Given task: Retype the records below word for word and omit any image.

Dataset entries:
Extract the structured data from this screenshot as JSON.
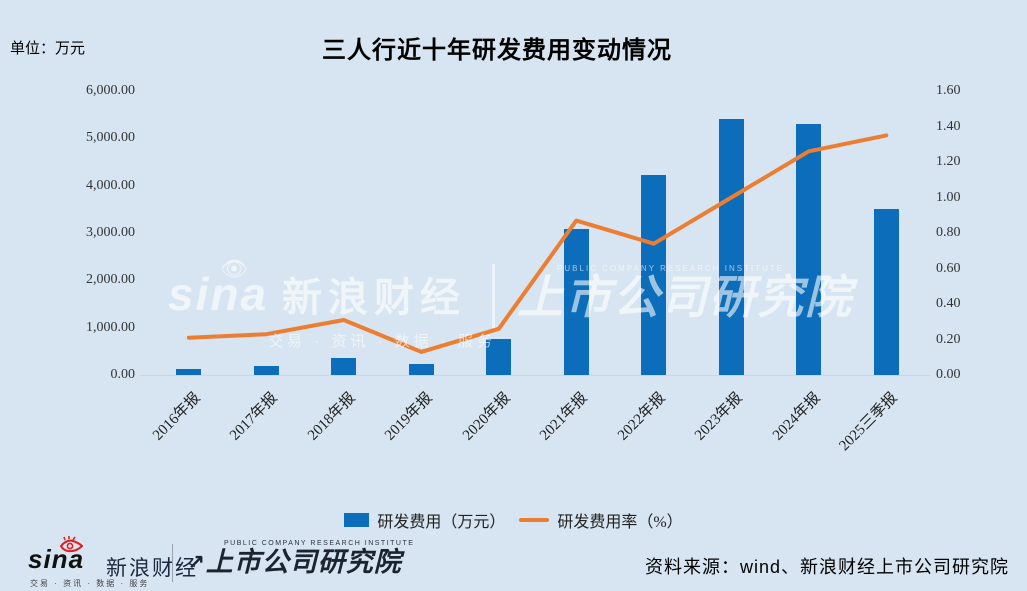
{
  "title": "三人行近十年研发费用变动情况",
  "unit_label": "单位：万元",
  "chart_data": {
    "type": "bar",
    "categories": [
      "2016年报",
      "2017年报",
      "2018年报",
      "2019年报",
      "2020年报",
      "2021年报",
      "2022年报",
      "2023年报",
      "2024年报",
      "2025三季报"
    ],
    "series": [
      {
        "name": "研发费用（万元）",
        "type": "bar",
        "axis": "left",
        "color": "#0c6eba",
        "values": [
          120,
          200,
          360,
          240,
          760,
          3080,
          4230,
          5400,
          5300,
          3500
        ]
      },
      {
        "name": "研发费用率（%）",
        "type": "line",
        "axis": "right",
        "color": "#ed7d31",
        "values": [
          0.21,
          0.23,
          0.31,
          0.13,
          0.26,
          0.87,
          0.74,
          1.0,
          1.26,
          1.35
        ]
      }
    ],
    "title": "三人行近十年研发费用变动情况",
    "xlabel": "",
    "ylabel_left": "单位：万元",
    "left_axis": {
      "min": 0,
      "max": 6000,
      "ticks": [
        "6,000.00",
        "5,000.00",
        "4,000.00",
        "3,000.00",
        "2,000.00",
        "1,000.00",
        "0.00"
      ]
    },
    "right_axis": {
      "min": 0,
      "max": 1.6,
      "ticks": [
        "1.60",
        "1.40",
        "1.20",
        "1.00",
        "0.80",
        "0.60",
        "0.40",
        "0.20",
        "0.00"
      ]
    },
    "grid": false,
    "legend_position": "bottom"
  },
  "legend": {
    "bar_label": "研发费用（万元）",
    "line_label": "研发费用率（%）"
  },
  "watermark": {
    "sina_script": "sina",
    "eye_icon": "sina-eye-icon",
    "brand": "新浪财经",
    "tagline": "交易 · 资讯 · 数据 · 服务",
    "institute": "上市公司研究院",
    "institute_en": "PUBLIC COMPANY RESEARCH INSTITUTE"
  },
  "footer": {
    "sina_script": "sina",
    "brand": "新浪财经",
    "tagline": "交易 · 资讯 · 数据 · 服务",
    "institute": "上市公司研究院",
    "institute_en": "PUBLIC COMPANY RESEARCH INSTITUTE",
    "institute_arrow": "↗",
    "source": "资料来源：wind、新浪财经上市公司研究院"
  },
  "colors": {
    "background": "#d6e5f1",
    "bar": "#0c6eba",
    "line": "#ed7d31",
    "tick_text": "#333333",
    "sina_red": "#e01f1f",
    "logo_dark": "#1c2431"
  }
}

The reply:
Extract the structured data from this screenshot as JSON.
{
  "title": "三人行近十年研发费用变动情况",
  "unit_label": "单位：万元",
  "chart_data": {
    "type": "bar",
    "categories": [
      "2016年报",
      "2017年报",
      "2018年报",
      "2019年报",
      "2020年报",
      "2021年报",
      "2022年报",
      "2023年报",
      "2024年报",
      "2025三季报"
    ],
    "series": [
      {
        "name": "研发费用（万元）",
        "type": "bar",
        "axis": "left",
        "color": "#0c6eba",
        "values": [
          120,
          200,
          360,
          240,
          760,
          3080,
          4230,
          5400,
          5300,
          3500
        ]
      },
      {
        "name": "研发费用率（%）",
        "type": "line",
        "axis": "right",
        "color": "#ed7d31",
        "values": [
          0.21,
          0.23,
          0.31,
          0.13,
          0.26,
          0.87,
          0.74,
          1.0,
          1.26,
          1.35
        ]
      }
    ],
    "title": "三人行近十年研发费用变动情况",
    "xlabel": "",
    "ylabel_left": "单位：万元",
    "left_axis": {
      "min": 0,
      "max": 6000,
      "ticks": [
        "6,000.00",
        "5,000.00",
        "4,000.00",
        "3,000.00",
        "2,000.00",
        "1,000.00",
        "0.00"
      ]
    },
    "right_axis": {
      "min": 0,
      "max": 1.6,
      "ticks": [
        "1.60",
        "1.40",
        "1.20",
        "1.00",
        "0.80",
        "0.60",
        "0.40",
        "0.20",
        "0.00"
      ]
    },
    "grid": false,
    "legend_position": "bottom"
  },
  "legend": {
    "bar_label": "研发费用（万元）",
    "line_label": "研发费用率（%）"
  },
  "watermark": {
    "sina_script": "sina",
    "eye_icon": "sina-eye-icon",
    "brand": "新浪财经",
    "tagline": "交易 · 资讯 · 数据 · 服务",
    "institute": "上市公司研究院",
    "institute_en": "PUBLIC COMPANY RESEARCH INSTITUTE"
  },
  "footer": {
    "sina_script": "sina",
    "brand": "新浪财经",
    "tagline": "交易 · 资讯 · 数据 · 服务",
    "institute": "上市公司研究院",
    "institute_en": "PUBLIC COMPANY RESEARCH INSTITUTE",
    "institute_arrow": "↗",
    "source": "资料来源：wind、新浪财经上市公司研究院"
  },
  "colors": {
    "background": "#d6e5f1",
    "bar": "#0c6eba",
    "line": "#ed7d31",
    "tick_text": "#333333",
    "sina_red": "#e01f1f",
    "logo_dark": "#1c2431"
  }
}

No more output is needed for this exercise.